[INSTRUCTIONS FOR THE TASK]:
Using the records provided below, locate and copy each line that contains the word "estão".

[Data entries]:
<<<<

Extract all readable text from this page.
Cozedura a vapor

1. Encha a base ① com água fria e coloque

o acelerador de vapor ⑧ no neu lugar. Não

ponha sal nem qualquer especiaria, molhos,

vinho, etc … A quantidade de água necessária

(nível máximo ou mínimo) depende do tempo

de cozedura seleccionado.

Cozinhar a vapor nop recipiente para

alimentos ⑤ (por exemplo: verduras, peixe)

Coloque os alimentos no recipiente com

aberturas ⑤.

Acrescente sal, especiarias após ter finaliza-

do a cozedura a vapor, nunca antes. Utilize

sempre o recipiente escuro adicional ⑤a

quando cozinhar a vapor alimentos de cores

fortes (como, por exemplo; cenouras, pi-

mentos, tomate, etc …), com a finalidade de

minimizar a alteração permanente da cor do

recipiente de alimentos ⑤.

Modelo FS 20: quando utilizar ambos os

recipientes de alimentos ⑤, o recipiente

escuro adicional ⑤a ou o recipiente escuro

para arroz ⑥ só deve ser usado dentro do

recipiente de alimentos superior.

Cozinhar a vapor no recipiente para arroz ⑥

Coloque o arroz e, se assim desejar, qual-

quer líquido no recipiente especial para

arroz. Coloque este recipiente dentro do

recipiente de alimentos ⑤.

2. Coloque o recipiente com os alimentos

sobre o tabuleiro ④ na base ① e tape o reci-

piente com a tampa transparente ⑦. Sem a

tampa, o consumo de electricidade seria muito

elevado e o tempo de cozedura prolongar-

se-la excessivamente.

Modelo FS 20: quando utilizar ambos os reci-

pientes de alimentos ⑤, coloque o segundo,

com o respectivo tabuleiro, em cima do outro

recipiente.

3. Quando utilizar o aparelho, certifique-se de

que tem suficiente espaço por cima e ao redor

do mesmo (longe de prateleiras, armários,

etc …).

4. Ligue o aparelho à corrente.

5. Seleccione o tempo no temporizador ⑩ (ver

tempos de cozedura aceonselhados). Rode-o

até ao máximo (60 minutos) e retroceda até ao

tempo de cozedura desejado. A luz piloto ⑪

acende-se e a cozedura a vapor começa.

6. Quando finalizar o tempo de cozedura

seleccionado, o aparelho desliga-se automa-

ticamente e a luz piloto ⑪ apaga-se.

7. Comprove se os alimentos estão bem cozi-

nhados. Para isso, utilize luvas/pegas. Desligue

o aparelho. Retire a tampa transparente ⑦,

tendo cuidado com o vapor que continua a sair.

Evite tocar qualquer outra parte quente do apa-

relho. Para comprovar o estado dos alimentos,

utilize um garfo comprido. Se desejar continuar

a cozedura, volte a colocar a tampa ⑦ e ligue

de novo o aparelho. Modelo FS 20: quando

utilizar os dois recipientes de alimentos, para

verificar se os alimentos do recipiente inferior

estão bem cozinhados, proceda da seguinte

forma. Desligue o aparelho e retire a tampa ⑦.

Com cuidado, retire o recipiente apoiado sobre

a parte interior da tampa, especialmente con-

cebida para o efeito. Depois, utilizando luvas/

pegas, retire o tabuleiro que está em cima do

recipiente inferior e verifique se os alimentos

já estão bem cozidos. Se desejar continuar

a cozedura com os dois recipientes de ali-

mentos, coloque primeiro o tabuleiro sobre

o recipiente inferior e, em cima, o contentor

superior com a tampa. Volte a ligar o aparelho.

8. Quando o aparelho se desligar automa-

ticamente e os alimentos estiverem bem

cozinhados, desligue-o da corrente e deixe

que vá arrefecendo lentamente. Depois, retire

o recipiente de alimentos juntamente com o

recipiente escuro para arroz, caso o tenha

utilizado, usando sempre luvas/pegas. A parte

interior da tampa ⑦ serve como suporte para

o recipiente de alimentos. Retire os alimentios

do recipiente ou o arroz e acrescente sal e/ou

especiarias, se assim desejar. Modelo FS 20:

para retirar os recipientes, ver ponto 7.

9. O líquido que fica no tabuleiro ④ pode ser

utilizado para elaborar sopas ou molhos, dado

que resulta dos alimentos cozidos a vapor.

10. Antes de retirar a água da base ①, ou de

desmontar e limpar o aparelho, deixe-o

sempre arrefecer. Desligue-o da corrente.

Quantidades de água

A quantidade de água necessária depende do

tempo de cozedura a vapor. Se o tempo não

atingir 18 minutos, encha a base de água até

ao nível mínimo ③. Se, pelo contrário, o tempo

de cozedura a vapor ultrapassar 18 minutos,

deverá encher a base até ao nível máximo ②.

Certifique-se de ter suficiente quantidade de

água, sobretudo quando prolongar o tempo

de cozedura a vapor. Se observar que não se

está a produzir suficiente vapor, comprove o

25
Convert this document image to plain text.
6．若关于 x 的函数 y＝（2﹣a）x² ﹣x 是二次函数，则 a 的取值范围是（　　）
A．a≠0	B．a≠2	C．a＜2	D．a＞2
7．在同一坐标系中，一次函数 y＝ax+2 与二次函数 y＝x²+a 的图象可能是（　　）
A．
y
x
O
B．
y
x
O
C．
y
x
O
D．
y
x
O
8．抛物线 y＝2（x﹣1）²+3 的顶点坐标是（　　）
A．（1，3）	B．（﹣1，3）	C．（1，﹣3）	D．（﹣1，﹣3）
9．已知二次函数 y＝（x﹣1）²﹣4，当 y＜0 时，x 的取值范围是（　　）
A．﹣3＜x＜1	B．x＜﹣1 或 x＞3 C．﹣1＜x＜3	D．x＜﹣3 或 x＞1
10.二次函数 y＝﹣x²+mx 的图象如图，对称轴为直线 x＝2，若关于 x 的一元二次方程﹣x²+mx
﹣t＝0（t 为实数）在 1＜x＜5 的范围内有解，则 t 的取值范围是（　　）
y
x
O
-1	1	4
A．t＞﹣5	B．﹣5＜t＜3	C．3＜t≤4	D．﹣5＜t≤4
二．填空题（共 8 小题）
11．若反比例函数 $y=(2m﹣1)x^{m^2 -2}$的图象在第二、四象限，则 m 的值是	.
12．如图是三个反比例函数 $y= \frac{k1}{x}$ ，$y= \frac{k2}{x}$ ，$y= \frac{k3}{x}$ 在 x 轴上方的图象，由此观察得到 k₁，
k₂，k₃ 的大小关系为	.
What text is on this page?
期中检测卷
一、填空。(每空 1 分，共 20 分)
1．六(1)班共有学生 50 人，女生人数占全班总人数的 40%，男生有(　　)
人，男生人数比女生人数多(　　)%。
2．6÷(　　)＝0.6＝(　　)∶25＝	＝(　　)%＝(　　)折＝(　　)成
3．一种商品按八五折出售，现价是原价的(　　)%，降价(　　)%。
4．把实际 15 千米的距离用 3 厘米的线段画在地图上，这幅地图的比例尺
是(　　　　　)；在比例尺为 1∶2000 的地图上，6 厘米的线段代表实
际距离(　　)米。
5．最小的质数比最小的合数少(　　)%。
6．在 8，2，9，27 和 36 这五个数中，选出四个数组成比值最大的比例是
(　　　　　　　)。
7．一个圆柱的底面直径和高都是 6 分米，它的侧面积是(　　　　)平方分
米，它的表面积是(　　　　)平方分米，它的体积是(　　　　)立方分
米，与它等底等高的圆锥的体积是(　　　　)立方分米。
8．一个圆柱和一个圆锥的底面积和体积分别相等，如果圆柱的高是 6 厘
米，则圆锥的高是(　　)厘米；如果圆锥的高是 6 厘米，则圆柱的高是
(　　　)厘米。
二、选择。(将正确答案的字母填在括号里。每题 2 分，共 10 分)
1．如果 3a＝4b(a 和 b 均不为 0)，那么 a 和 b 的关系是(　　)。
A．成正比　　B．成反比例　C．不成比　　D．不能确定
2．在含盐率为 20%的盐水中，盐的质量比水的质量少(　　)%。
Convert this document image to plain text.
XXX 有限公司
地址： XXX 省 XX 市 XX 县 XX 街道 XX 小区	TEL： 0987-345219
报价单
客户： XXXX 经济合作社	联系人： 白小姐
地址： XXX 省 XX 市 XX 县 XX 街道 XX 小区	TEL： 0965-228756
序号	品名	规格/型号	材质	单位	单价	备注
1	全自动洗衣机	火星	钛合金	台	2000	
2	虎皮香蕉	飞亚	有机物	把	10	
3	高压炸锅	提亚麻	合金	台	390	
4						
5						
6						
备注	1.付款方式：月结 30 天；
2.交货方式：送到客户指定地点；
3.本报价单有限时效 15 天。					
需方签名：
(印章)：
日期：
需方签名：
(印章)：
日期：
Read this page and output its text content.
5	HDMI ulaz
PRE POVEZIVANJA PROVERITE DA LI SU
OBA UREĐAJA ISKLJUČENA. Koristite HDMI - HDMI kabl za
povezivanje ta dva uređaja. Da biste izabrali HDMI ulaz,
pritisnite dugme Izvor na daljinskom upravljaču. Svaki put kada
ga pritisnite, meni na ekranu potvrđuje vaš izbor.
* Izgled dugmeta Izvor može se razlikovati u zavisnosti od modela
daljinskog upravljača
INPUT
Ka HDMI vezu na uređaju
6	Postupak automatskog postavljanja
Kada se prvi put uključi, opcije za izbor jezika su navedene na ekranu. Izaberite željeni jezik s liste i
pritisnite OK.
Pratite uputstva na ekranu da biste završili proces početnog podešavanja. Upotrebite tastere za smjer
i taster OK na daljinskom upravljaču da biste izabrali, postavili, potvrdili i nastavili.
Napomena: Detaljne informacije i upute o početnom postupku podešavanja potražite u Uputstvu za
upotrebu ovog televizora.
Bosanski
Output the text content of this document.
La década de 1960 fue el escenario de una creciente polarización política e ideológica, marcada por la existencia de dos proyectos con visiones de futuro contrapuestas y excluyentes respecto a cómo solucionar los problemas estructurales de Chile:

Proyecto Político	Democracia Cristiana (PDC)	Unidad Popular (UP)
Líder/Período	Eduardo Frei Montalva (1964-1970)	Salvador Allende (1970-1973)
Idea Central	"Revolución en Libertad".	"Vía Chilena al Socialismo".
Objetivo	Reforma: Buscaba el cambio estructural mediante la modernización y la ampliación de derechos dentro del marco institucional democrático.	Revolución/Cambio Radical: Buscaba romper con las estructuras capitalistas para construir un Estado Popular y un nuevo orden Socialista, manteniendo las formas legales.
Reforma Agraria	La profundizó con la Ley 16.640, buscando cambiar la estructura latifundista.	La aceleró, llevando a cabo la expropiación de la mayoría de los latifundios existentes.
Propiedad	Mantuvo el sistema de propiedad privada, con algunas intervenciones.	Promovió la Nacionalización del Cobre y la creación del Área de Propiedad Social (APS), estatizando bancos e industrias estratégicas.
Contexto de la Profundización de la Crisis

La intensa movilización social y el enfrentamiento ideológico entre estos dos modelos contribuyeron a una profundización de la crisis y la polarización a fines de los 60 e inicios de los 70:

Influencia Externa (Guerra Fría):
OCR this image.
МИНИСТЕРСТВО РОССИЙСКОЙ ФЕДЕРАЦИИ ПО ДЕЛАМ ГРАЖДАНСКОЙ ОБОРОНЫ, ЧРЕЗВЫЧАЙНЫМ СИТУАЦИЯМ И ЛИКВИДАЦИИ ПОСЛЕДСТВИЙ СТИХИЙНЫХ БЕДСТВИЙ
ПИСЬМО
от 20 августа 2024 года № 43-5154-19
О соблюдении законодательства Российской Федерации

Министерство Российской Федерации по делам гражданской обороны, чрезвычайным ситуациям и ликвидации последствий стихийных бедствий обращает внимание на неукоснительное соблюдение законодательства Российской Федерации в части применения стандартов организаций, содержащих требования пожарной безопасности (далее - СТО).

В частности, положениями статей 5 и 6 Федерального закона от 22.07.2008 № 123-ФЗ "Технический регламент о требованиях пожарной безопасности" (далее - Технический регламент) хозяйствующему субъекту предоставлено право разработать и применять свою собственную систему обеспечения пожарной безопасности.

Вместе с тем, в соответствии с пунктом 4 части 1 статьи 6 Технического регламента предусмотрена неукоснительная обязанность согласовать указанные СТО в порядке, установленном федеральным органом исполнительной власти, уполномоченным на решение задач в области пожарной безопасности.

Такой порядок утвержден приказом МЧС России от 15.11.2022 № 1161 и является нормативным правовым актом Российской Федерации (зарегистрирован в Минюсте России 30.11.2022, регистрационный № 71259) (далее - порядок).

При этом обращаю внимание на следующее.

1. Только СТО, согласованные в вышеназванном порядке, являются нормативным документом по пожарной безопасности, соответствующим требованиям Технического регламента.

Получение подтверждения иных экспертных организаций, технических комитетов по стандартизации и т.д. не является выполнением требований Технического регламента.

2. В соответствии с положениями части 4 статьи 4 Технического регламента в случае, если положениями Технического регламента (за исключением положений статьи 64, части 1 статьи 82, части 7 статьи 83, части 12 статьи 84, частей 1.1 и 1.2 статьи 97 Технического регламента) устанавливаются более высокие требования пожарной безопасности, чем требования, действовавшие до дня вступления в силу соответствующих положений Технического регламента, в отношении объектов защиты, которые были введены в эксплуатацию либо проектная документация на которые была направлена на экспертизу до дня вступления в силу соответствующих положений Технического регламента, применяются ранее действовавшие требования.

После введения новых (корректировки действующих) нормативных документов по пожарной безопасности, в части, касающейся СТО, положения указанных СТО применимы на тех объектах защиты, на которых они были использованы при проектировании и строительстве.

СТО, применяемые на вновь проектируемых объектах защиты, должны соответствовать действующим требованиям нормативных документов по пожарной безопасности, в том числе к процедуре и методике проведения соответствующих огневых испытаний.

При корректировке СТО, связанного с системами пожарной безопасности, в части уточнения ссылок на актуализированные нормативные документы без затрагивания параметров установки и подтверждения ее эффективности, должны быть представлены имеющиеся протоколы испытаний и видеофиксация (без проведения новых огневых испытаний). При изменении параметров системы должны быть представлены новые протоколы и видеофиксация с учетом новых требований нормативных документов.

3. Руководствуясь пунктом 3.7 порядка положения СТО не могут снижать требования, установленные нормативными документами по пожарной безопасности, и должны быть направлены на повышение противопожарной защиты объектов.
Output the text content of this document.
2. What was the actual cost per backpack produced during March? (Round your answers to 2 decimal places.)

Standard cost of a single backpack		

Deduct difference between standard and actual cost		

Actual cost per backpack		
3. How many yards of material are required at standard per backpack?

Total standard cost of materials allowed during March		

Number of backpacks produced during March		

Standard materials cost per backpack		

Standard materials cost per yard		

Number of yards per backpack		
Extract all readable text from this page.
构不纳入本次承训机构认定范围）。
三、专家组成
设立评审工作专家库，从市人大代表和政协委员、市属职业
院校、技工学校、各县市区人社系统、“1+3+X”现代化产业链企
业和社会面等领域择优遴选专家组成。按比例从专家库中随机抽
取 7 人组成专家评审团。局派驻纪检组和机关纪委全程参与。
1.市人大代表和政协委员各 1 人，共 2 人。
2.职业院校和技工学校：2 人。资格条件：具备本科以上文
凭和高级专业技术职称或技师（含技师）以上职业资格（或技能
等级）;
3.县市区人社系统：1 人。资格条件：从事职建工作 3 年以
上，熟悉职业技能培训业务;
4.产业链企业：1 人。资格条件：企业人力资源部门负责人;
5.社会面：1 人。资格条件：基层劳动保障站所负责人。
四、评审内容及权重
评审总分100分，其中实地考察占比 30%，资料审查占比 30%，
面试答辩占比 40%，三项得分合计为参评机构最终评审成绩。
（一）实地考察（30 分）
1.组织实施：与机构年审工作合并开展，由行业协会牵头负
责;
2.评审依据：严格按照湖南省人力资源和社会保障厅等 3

>>>>

[SOLUTION BELOW]:
7. Comprove se os alimentos estão bem cozi-
estão bem cozinhados, proceda da seguinte
já estão bem cozidos. Se desejar continuar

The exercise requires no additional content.